> [Short task] Pull out each line of the data that includes the word "JSON".

> [Record list]
START
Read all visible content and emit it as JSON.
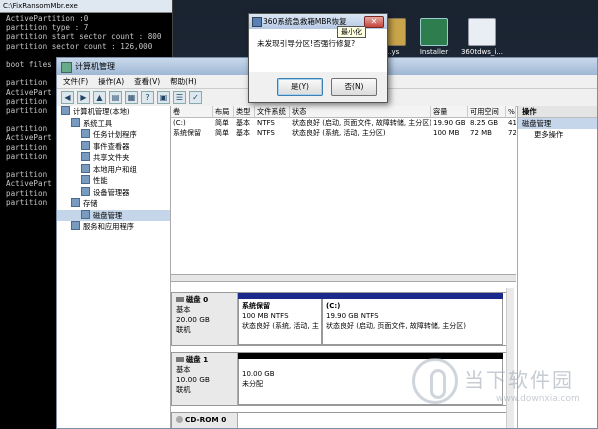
{
  "desktop": {
    "icons": [
      {
        "label": "Installer",
        "icon": "installer-icon"
      },
      {
        "label": "360tdws_i...",
        "icon": "file-icon"
      },
      {
        "label": "...ys",
        "icon": "folder-icon"
      }
    ]
  },
  "console": {
    "title": "C:\\FixRansomMbr.exe",
    "lines": [
      "ActivePartition :0",
      "partition type : 7",
      "partition start sector count : 800",
      "partition sector count : 126,000",
      "",
      "boot files",
      "",
      "partition",
      "ActivePart",
      "partition",
      "partition",
      "",
      "partition",
      "ActivePart",
      "partition",
      "partition",
      "",
      "partition",
      "ActivePart",
      "partition",
      "partition"
    ]
  },
  "mgmt": {
    "title": "计算机管理",
    "menu": [
      "文件(F)",
      "操作(A)",
      "查看(V)",
      "帮助(H)"
    ],
    "tree": [
      {
        "label": "计算机管理(本地)",
        "indent": 0,
        "icon": "computer-icon"
      },
      {
        "label": "系统工具",
        "indent": 1,
        "icon": "tools-icon"
      },
      {
        "label": "任务计划程序",
        "indent": 2,
        "icon": "clock-icon"
      },
      {
        "label": "事件查看器",
        "indent": 2,
        "icon": "event-icon"
      },
      {
        "label": "共享文件夹",
        "indent": 2,
        "icon": "folder-icon"
      },
      {
        "label": "本地用户和组",
        "indent": 2,
        "icon": "users-icon"
      },
      {
        "label": "性能",
        "indent": 2,
        "icon": "performance-icon"
      },
      {
        "label": "设备管理器",
        "indent": 2,
        "icon": "device-icon"
      },
      {
        "label": "存储",
        "indent": 1,
        "icon": "storage-icon"
      },
      {
        "label": "磁盘管理",
        "indent": 2,
        "icon": "disk-icon"
      },
      {
        "label": "服务和应用程序",
        "indent": 1,
        "icon": "services-icon"
      }
    ],
    "columns": [
      "卷",
      "布局",
      "类型",
      "文件系统",
      "状态",
      "容量",
      "可用空间",
      "%"
    ],
    "volumes": [
      {
        "vol": "(C:)",
        "layout": "简单",
        "type": "基本",
        "fs": "NTFS",
        "status": "状态良好 (启动, 页面文件, 故障转储, 主分区)",
        "cap": "19.90 GB",
        "free": "8.25 GB",
        "pct": "41"
      },
      {
        "vol": "系统保留",
        "layout": "简单",
        "type": "基本",
        "fs": "NTFS",
        "status": "状态良好 (系统, 活动, 主分区)",
        "cap": "100 MB",
        "free": "72 MB",
        "pct": "72"
      }
    ],
    "disks": [
      {
        "name": "磁盘 0",
        "kind": "基本",
        "size": "20.00 GB",
        "state": "联机",
        "parts": [
          {
            "name": "系统保留",
            "size": "100 MB NTFS",
            "status": "状态良好 (系统, 活动, 主"
          },
          {
            "name": "(C:)",
            "size": "19.90 GB NTFS",
            "status": "状态良好 (启动, 页面文件, 故障转储, 主分区)"
          }
        ]
      },
      {
        "name": "磁盘 1",
        "kind": "基本",
        "size": "10.00 GB",
        "state": "联机",
        "parts": [
          {
            "name": "",
            "size": "10.00 GB",
            "status": "未分配"
          }
        ]
      },
      {
        "name": "CD-ROM 0"
      }
    ],
    "actions": {
      "header": "操作",
      "selected": "磁盘管理",
      "more": "更多操作"
    }
  },
  "dialog": {
    "title": "360系统急救箱MBR恢复",
    "message": "未发现引导分区!否强行修复?",
    "yes": "是(Y)",
    "no": "否(N)",
    "tooltip": "最小化"
  },
  "watermark": {
    "text": "当下软件园",
    "url": "www.downxia.com"
  }
}
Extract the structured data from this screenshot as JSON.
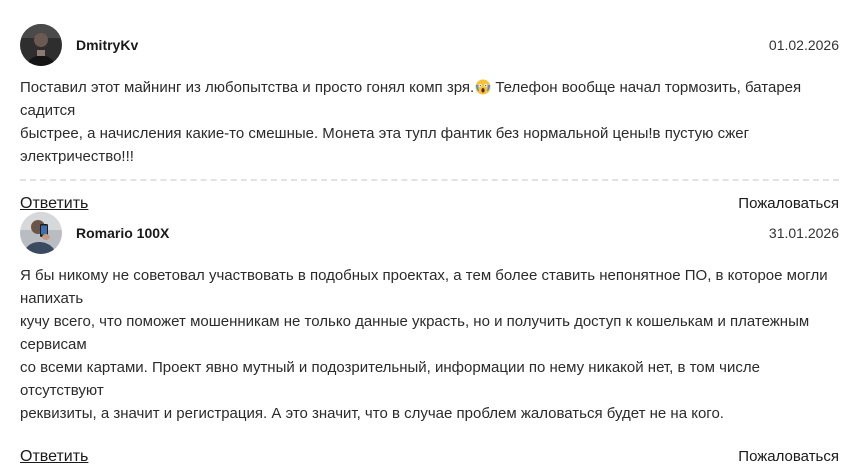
END
> [Task output]
Read all visible content and emit it as JSON.
Extract the structured data from this screenshot as JSON.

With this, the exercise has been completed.